▸ **EXERCISE**:
Track down each line that has the word "programming" and copy it.

[Start DATA FOR PROCESSING]

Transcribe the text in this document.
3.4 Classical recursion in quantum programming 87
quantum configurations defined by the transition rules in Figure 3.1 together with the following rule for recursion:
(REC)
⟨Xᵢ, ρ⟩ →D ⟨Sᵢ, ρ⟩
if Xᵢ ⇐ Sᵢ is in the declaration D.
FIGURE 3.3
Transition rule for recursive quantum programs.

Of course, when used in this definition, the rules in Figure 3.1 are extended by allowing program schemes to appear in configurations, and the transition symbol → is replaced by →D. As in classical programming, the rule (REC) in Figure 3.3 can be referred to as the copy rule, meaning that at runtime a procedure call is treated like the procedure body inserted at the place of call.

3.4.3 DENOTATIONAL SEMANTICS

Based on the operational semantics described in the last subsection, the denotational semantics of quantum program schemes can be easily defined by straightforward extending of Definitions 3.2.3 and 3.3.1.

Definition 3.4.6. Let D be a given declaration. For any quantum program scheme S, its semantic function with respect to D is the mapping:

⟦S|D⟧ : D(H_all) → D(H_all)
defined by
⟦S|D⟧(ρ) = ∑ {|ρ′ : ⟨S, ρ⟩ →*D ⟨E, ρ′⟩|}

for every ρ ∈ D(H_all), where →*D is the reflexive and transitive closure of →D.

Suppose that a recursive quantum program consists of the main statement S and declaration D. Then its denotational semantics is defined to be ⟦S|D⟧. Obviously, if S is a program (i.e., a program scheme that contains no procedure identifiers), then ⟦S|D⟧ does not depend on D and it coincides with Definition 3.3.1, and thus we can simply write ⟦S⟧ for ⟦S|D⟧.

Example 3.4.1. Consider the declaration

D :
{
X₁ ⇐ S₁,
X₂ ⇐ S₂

[End DATA FOR PROCESSING]

▸ **TASK RESULT**:
3.4 Classical recursion in quantum programming 87
Of course, when used in this definition, the rules in Figure 3.1 are extended by allowing program schemes to appear in configurations, and the transition symbol → is replaced by →D. As in classical programming, the rule (REC) in Figure 3.3 can be referred to as the copy rule, meaning that at runtime a procedure call is treated like the procedure body inserted at the place of call.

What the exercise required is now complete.